» Short problem
Pictures in the data below are not part of the copy; transcribe everything else exactly.

» Supplied entries

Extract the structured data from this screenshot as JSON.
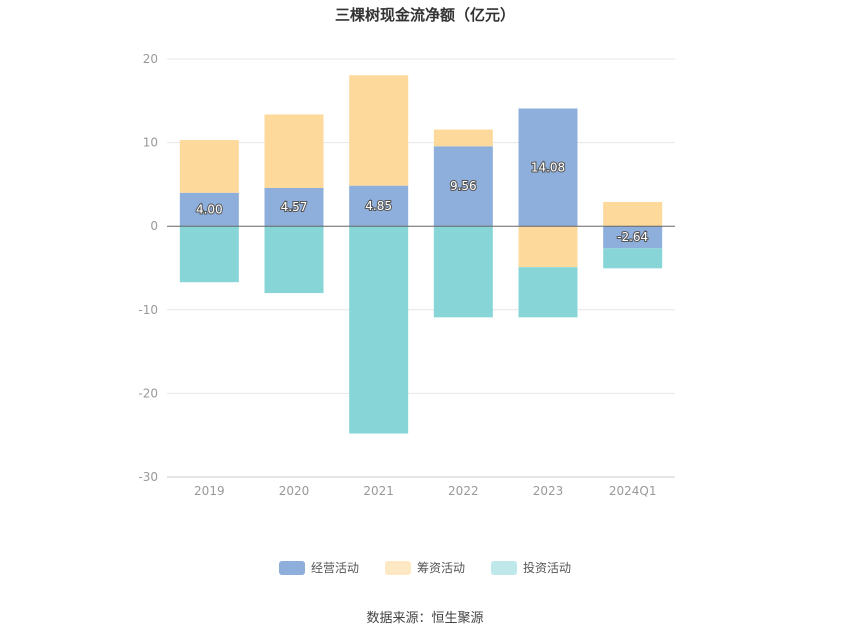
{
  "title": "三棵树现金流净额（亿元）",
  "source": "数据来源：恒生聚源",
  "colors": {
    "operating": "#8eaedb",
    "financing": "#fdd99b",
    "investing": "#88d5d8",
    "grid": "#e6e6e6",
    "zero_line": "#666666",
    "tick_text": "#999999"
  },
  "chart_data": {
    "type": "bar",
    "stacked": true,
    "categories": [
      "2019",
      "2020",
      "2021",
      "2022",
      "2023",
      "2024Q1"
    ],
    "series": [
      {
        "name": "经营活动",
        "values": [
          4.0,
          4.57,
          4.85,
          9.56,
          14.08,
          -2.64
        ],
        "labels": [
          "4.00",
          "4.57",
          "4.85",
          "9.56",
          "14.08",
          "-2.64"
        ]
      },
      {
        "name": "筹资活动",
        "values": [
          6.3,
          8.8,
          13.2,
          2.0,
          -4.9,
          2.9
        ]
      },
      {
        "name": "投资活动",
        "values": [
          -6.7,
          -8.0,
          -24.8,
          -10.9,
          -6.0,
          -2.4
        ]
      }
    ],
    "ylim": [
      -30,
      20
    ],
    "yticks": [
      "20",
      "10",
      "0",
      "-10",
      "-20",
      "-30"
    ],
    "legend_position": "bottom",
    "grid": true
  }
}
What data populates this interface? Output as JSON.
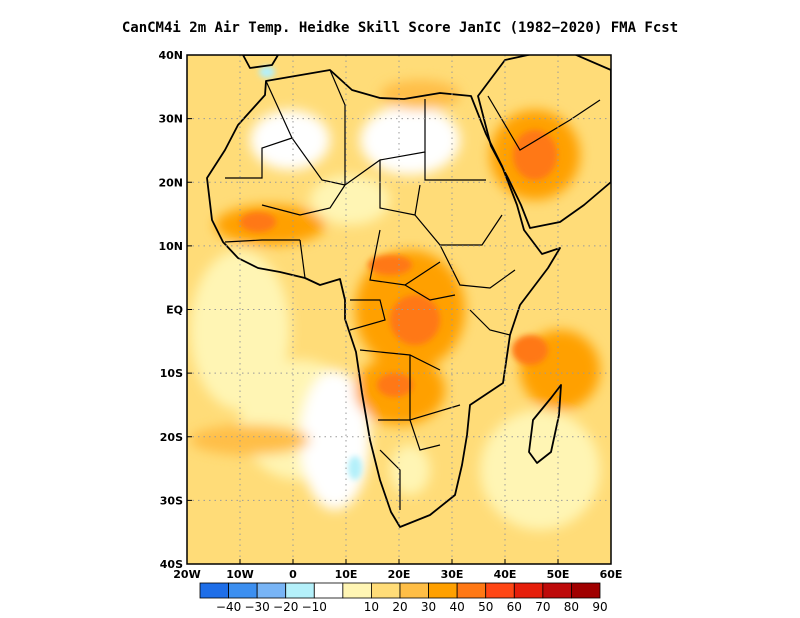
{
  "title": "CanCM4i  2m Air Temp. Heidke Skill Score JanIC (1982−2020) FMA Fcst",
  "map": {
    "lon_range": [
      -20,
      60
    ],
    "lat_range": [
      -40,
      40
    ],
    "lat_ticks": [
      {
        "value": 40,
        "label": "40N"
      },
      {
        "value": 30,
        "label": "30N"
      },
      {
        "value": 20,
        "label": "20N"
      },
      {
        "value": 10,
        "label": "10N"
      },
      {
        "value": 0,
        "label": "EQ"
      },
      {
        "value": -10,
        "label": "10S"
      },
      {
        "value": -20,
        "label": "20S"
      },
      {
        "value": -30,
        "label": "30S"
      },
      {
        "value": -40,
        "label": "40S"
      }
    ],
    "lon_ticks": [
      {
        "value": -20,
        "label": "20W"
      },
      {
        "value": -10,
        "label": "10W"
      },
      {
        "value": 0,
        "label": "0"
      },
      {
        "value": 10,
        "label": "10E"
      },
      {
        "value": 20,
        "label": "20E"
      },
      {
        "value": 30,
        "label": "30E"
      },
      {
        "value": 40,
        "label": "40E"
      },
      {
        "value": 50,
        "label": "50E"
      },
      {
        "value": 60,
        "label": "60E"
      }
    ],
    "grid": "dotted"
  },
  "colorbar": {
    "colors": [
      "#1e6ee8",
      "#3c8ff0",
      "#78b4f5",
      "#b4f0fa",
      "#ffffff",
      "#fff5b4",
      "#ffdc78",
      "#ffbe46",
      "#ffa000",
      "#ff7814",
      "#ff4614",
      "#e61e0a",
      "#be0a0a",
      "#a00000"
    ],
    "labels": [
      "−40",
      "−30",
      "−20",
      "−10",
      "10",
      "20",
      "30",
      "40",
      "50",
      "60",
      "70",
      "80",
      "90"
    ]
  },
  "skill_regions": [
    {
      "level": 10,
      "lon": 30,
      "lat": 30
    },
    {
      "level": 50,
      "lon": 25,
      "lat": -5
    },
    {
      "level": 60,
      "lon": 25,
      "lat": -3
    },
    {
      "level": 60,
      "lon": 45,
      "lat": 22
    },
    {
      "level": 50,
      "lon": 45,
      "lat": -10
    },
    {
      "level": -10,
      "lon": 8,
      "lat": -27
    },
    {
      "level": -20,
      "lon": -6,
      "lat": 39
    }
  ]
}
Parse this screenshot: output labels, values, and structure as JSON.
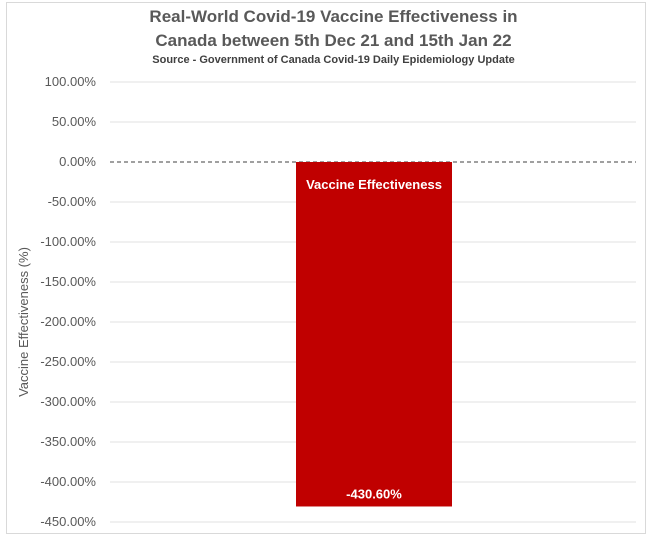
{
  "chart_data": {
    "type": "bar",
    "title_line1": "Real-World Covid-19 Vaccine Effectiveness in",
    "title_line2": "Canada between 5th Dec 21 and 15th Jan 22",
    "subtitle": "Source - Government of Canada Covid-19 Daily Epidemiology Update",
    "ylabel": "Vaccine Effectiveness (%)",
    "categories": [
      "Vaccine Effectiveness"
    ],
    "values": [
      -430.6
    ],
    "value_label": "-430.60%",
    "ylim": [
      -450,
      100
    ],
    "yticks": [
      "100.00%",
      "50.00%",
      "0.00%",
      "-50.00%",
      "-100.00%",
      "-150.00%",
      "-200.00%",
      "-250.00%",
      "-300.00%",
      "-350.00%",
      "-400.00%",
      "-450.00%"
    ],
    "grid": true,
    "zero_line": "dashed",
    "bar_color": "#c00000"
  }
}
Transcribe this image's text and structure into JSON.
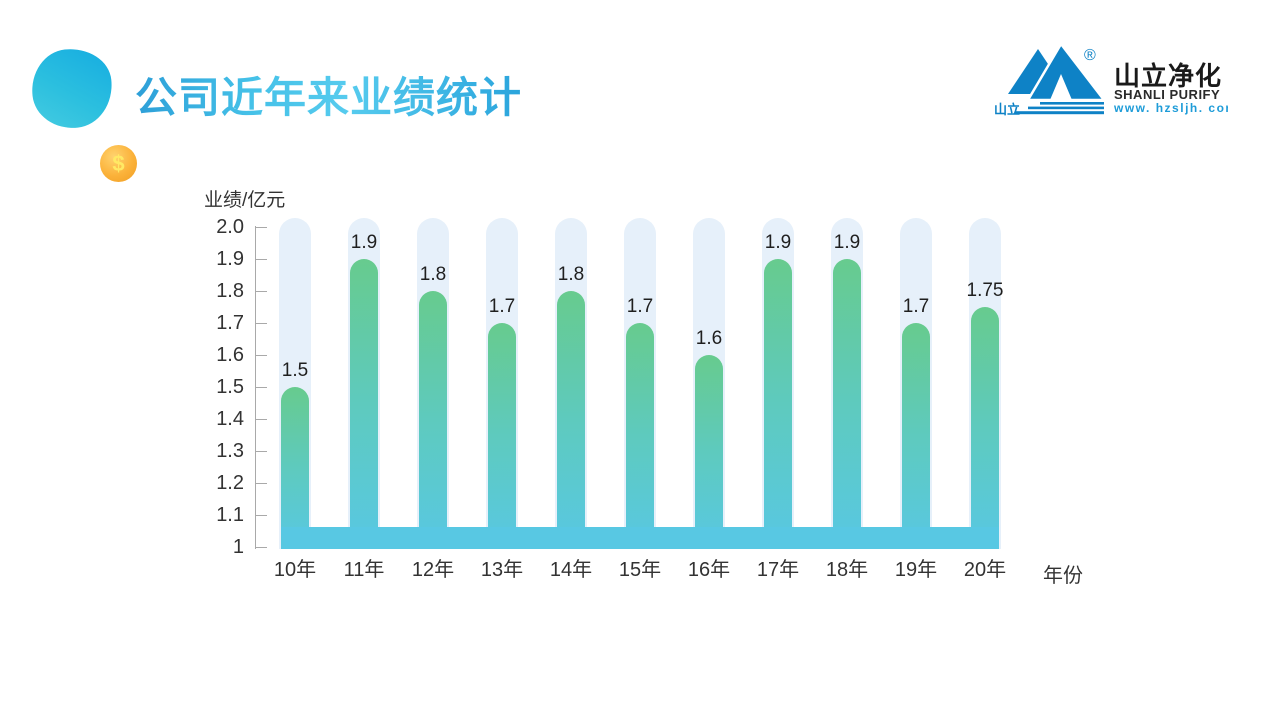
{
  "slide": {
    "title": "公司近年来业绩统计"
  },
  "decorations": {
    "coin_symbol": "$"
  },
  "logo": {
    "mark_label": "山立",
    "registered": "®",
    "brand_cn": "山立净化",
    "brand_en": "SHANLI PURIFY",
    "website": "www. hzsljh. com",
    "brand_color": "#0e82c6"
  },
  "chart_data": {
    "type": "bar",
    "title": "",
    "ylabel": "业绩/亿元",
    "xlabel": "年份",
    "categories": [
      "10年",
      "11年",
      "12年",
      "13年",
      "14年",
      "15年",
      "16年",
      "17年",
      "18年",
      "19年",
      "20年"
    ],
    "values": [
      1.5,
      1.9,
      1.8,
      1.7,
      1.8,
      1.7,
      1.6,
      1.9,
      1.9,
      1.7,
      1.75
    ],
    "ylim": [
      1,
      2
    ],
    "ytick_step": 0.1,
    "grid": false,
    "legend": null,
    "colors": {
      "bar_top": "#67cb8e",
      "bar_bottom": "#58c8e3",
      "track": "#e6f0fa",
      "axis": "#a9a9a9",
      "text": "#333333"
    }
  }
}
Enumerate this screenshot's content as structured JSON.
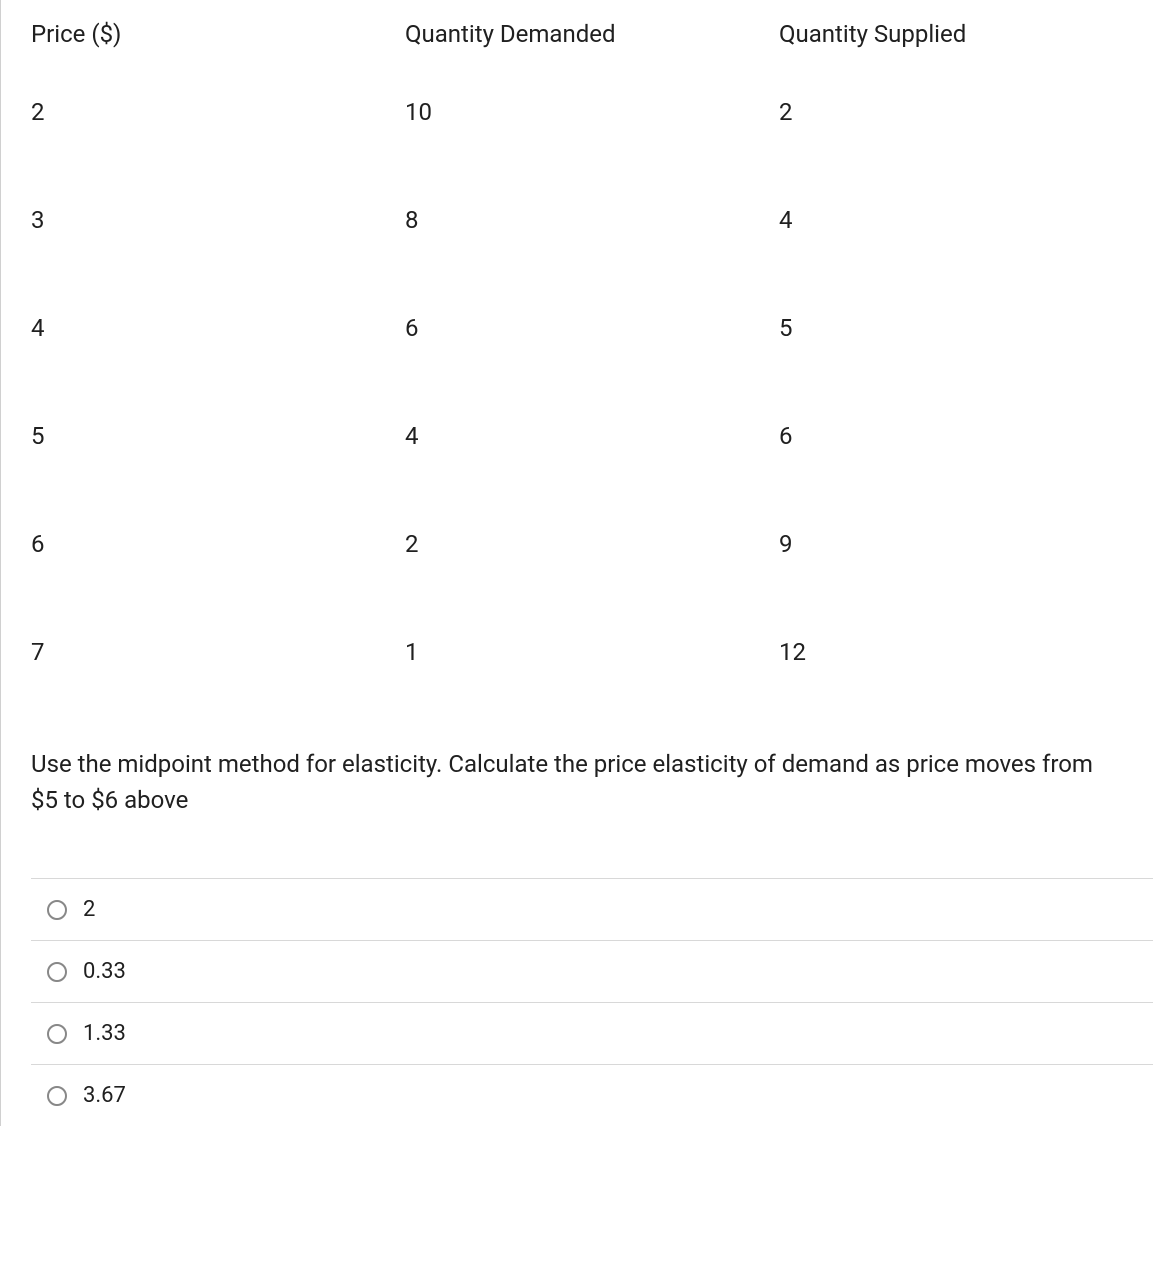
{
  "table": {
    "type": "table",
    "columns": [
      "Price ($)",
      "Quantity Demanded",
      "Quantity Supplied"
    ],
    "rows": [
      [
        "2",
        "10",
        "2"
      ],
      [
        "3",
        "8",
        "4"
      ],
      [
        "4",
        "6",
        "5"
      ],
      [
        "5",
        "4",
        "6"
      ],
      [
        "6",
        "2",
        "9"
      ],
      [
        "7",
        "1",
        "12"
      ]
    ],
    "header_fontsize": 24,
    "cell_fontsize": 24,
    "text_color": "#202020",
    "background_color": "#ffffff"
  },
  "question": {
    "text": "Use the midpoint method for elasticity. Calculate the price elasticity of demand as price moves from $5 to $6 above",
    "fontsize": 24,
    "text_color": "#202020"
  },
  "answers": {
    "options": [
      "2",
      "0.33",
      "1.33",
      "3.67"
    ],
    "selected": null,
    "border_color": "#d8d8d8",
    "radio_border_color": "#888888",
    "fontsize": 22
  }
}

» Complete response
Extract the structured data from this screenshot as JSON.
{
  "title": "三棵树现金流净额（亿元）",
  "source": "数据来源：恒生聚源",
  "colors": {
    "operating": "#8eaedb",
    "financing": "#fdd99b",
    "investing": "#88d5d8",
    "grid": "#e6e6e6",
    "zero_line": "#666666",
    "tick_text": "#999999"
  },
  "chart_data": {
    "type": "bar",
    "stacked": true,
    "categories": [
      "2019",
      "2020",
      "2021",
      "2022",
      "2023",
      "2024Q1"
    ],
    "series": [
      {
        "name": "经营活动",
        "values": [
          4.0,
          4.57,
          4.85,
          9.56,
          14.08,
          -2.64
        ],
        "labels": [
          "4.00",
          "4.57",
          "4.85",
          "9.56",
          "14.08",
          "-2.64"
        ]
      },
      {
        "name": "筹资活动",
        "values": [
          6.3,
          8.8,
          13.2,
          2.0,
          -4.9,
          2.9
        ]
      },
      {
        "name": "投资活动",
        "values": [
          -6.7,
          -8.0,
          -24.8,
          -10.9,
          -6.0,
          -2.4
        ]
      }
    ],
    "ylim": [
      -30,
      20
    ],
    "yticks": [
      "20",
      "10",
      "0",
      "-10",
      "-20",
      "-30"
    ],
    "legend_position": "bottom",
    "grid": true
  }
}
What data populates this interface? Output as JSON.
{
  "title": "CanCM4i  2m Air Temp. Heidke Skill Score JanIC (1982−2020) FMA Fcst",
  "map": {
    "lon_range": [
      -20,
      60
    ],
    "lat_range": [
      -40,
      40
    ],
    "lat_ticks": [
      {
        "value": 40,
        "label": "40N"
      },
      {
        "value": 30,
        "label": "30N"
      },
      {
        "value": 20,
        "label": "20N"
      },
      {
        "value": 10,
        "label": "10N"
      },
      {
        "value": 0,
        "label": "EQ"
      },
      {
        "value": -10,
        "label": "10S"
      },
      {
        "value": -20,
        "label": "20S"
      },
      {
        "value": -30,
        "label": "30S"
      },
      {
        "value": -40,
        "label": "40S"
      }
    ],
    "lon_ticks": [
      {
        "value": -20,
        "label": "20W"
      },
      {
        "value": -10,
        "label": "10W"
      },
      {
        "value": 0,
        "label": "0"
      },
      {
        "value": 10,
        "label": "10E"
      },
      {
        "value": 20,
        "label": "20E"
      },
      {
        "value": 30,
        "label": "30E"
      },
      {
        "value": 40,
        "label": "40E"
      },
      {
        "value": 50,
        "label": "50E"
      },
      {
        "value": 60,
        "label": "60E"
      }
    ],
    "grid": "dotted"
  },
  "colorbar": {
    "colors": [
      "#1e6ee8",
      "#3c8ff0",
      "#78b4f5",
      "#b4f0fa",
      "#ffffff",
      "#fff5b4",
      "#ffdc78",
      "#ffbe46",
      "#ffa000",
      "#ff7814",
      "#ff4614",
      "#e61e0a",
      "#be0a0a",
      "#a00000"
    ],
    "labels": [
      "−40",
      "−30",
      "−20",
      "−10",
      "10",
      "20",
      "30",
      "40",
      "50",
      "60",
      "70",
      "80",
      "90"
    ]
  },
  "skill_regions": [
    {
      "level": 10,
      "lon": 30,
      "lat": 30
    },
    {
      "level": 50,
      "lon": 25,
      "lat": -5
    },
    {
      "level": 60,
      "lon": 25,
      "lat": -3
    },
    {
      "level": 60,
      "lon": 45,
      "lat": 22
    },
    {
      "level": 50,
      "lon": 45,
      "lat": -10
    },
    {
      "level": -10,
      "lon": 8,
      "lat": -27
    },
    {
      "level": -20,
      "lon": -6,
      "lat": 39
    }
  ]
}
Parse this screenshot: output labels, values, and structure as JSON.
{
  "chart_data": {
    "type": "bar",
    "title_line1": "Real-World Covid-19 Vaccine Effectiveness in",
    "title_line2": "Canada between 5th Dec 21 and 15th Jan 22",
    "subtitle": "Source - Government of Canada Covid-19 Daily Epidemiology Update",
    "ylabel": "Vaccine Effectiveness (%)",
    "categories": [
      "Vaccine Effectiveness"
    ],
    "values": [
      -430.6
    ],
    "value_label": "-430.60%",
    "ylim": [
      -450,
      100
    ],
    "yticks": [
      "100.00%",
      "50.00%",
      "0.00%",
      "-50.00%",
      "-100.00%",
      "-150.00%",
      "-200.00%",
      "-250.00%",
      "-300.00%",
      "-350.00%",
      "-400.00%",
      "-450.00%"
    ],
    "grid": true,
    "zero_line": "dashed",
    "bar_color": "#c00000"
  }
}
Transcribe this image's text and structure into JSON.
{
  "slide": {
    "title": "公司近年来业绩统计"
  },
  "decorations": {
    "coin_symbol": "$"
  },
  "logo": {
    "mark_label": "山立",
    "registered": "®",
    "brand_cn": "山立净化",
    "brand_en": "SHANLI PURIFY",
    "website": "www. hzsljh. com",
    "brand_color": "#0e82c6"
  },
  "chart_data": {
    "type": "bar",
    "title": "",
    "ylabel": "业绩/亿元",
    "xlabel": "年份",
    "categories": [
      "10年",
      "11年",
      "12年",
      "13年",
      "14年",
      "15年",
      "16年",
      "17年",
      "18年",
      "19年",
      "20年"
    ],
    "values": [
      1.5,
      1.9,
      1.8,
      1.7,
      1.8,
      1.7,
      1.6,
      1.9,
      1.9,
      1.7,
      1.75
    ],
    "ylim": [
      1,
      2
    ],
    "ytick_step": 0.1,
    "grid": false,
    "legend": null,
    "colors": {
      "bar_top": "#67cb8e",
      "bar_bottom": "#58c8e3",
      "track": "#e6f0fa",
      "axis": "#a9a9a9",
      "text": "#333333"
    }
  }
}
Enumerate this screenshot's content as structured JSON.
{
  "table": {
    "type": "table",
    "columns": [
      "Price ($)",
      "Quantity Demanded",
      "Quantity Supplied"
    ],
    "rows": [
      [
        "2",
        "10",
        "2"
      ],
      [
        "3",
        "8",
        "4"
      ],
      [
        "4",
        "6",
        "5"
      ],
      [
        "5",
        "4",
        "6"
      ],
      [
        "6",
        "2",
        "9"
      ],
      [
        "7",
        "1",
        "12"
      ]
    ],
    "header_fontsize": 24,
    "cell_fontsize": 24,
    "text_color": "#202020",
    "background_color": "#ffffff"
  },
  "question": {
    "text": "Use the midpoint method for elasticity. Calculate the price elasticity of demand as price moves from $5 to $6 above",
    "fontsize": 24,
    "text_color": "#202020"
  },
  "answers": {
    "options": [
      "2",
      "0.33",
      "1.33",
      "3.67"
    ],
    "selected": null,
    "border_color": "#d8d8d8",
    "radio_border_color": "#888888",
    "fontsize": 22
  }
}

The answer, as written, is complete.